-- TASK STATEMENT --
How many lines of the data hold the word "this"? State the number and nothing else.

#### DATASET EXTRACT

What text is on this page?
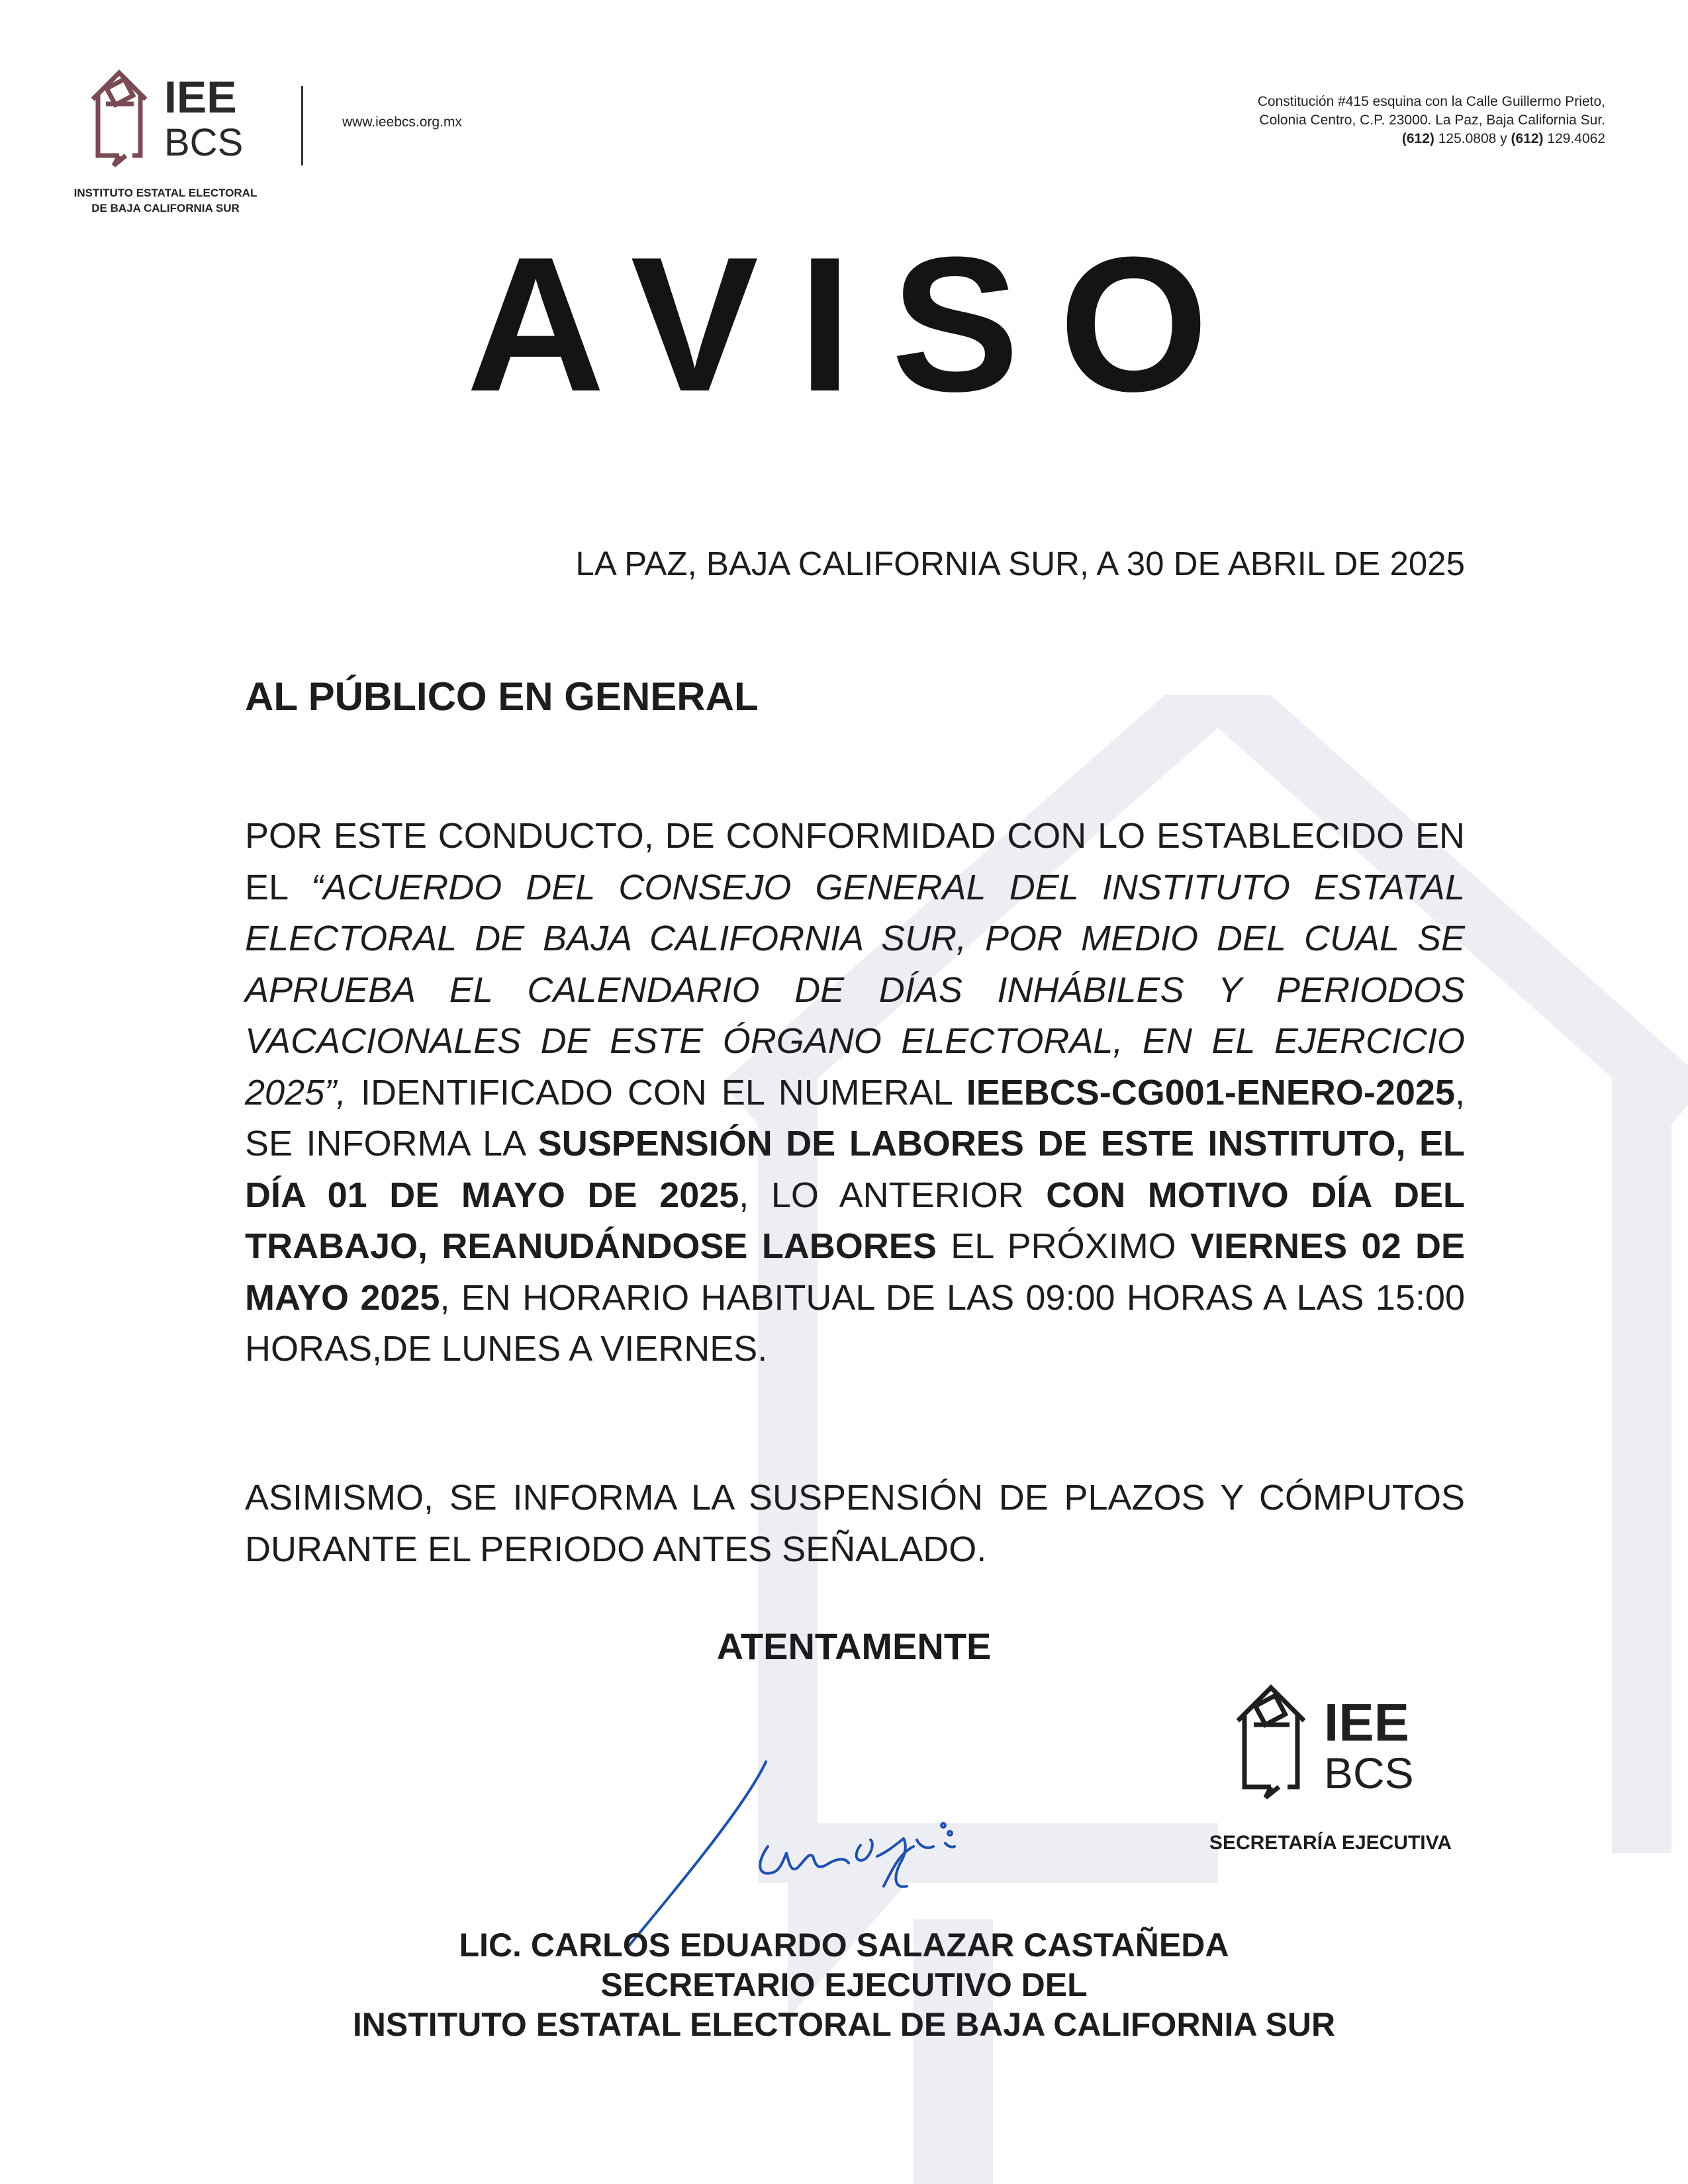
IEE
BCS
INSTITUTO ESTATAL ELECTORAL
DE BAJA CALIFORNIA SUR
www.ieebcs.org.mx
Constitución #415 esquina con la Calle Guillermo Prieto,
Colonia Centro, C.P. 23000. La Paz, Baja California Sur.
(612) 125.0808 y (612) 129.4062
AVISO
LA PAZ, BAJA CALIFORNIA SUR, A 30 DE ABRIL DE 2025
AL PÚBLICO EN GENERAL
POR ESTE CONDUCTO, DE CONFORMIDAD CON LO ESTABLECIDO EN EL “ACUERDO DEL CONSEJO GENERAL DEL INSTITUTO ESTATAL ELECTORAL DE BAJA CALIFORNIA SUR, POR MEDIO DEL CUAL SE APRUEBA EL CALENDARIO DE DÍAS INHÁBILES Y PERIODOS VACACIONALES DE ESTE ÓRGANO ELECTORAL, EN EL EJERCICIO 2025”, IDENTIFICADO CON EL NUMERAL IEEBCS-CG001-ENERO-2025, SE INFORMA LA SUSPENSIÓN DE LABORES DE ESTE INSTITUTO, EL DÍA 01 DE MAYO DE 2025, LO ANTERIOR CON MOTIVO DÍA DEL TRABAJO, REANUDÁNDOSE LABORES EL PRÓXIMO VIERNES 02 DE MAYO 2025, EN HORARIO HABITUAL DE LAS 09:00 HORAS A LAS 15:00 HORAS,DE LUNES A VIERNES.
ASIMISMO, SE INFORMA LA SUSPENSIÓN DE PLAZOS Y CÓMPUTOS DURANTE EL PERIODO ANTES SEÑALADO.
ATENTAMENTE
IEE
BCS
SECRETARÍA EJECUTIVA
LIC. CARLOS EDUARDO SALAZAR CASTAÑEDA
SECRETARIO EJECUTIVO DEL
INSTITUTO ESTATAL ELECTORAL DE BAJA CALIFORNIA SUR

########
#### DATASET EXTRACT

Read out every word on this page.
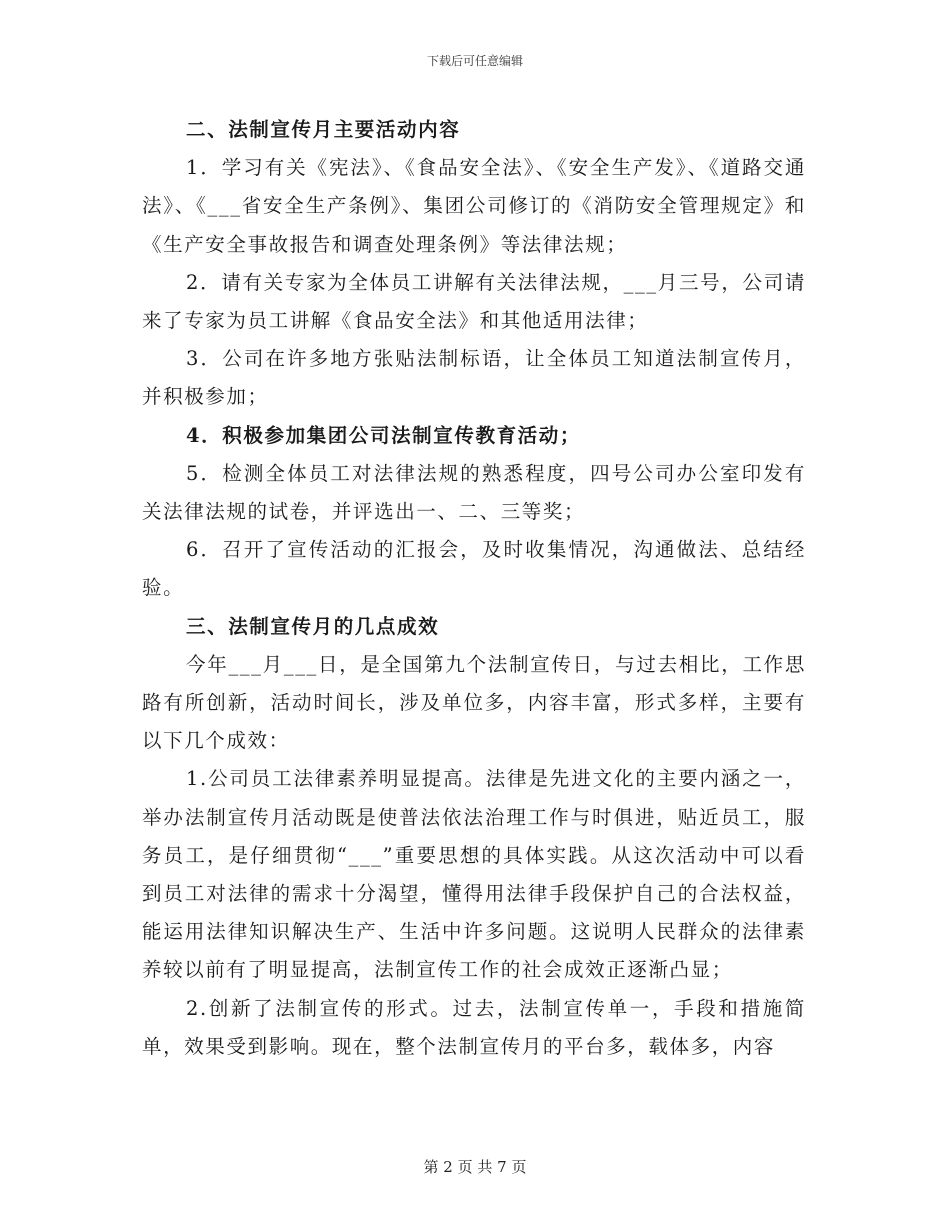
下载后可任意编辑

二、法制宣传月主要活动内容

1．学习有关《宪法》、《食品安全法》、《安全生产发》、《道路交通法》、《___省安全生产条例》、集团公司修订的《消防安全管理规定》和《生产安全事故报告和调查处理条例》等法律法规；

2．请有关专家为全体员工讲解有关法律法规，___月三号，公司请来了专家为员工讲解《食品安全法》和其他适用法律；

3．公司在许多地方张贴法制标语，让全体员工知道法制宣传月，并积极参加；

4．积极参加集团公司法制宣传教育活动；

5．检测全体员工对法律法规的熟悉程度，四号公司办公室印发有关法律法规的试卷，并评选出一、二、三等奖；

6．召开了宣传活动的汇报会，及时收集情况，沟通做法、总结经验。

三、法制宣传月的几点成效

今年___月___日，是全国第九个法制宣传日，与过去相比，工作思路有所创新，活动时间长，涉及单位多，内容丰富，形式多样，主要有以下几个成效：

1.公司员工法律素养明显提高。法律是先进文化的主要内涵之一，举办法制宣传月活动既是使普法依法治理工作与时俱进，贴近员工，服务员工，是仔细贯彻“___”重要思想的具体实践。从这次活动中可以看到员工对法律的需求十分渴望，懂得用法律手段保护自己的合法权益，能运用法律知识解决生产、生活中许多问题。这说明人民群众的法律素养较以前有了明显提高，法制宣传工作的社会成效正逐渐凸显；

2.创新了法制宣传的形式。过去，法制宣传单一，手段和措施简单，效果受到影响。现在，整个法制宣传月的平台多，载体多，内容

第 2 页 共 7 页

########
#### DATASET EXTRACT

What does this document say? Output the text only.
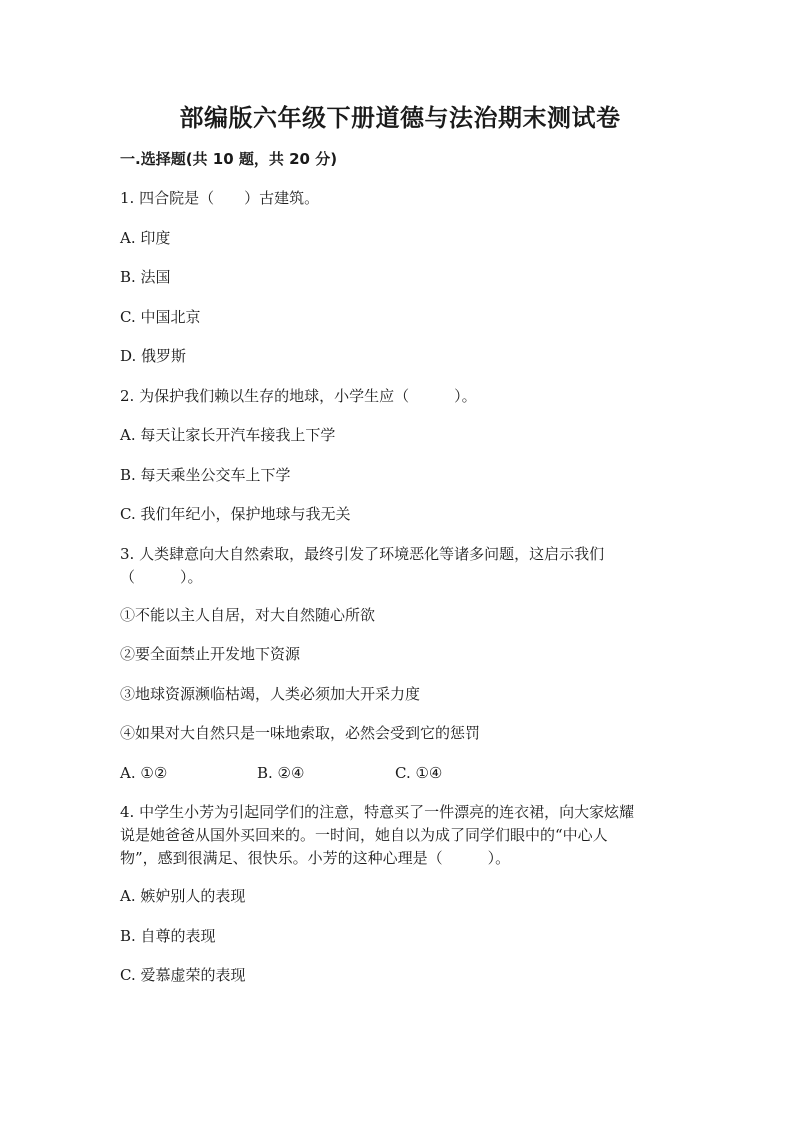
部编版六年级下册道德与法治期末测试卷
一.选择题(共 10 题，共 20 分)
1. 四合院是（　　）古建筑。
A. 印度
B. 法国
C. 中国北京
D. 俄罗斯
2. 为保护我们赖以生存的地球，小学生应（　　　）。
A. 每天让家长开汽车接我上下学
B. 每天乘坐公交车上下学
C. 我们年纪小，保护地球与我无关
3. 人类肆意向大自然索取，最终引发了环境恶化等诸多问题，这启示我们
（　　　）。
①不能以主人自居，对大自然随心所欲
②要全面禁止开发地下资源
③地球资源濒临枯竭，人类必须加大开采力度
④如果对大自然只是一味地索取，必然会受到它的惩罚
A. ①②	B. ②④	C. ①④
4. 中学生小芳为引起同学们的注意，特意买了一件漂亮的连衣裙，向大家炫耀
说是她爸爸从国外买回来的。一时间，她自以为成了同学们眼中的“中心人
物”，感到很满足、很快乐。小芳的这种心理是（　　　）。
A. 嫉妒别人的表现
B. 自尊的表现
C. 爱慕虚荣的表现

########

-- RESPONSE BELOW --
3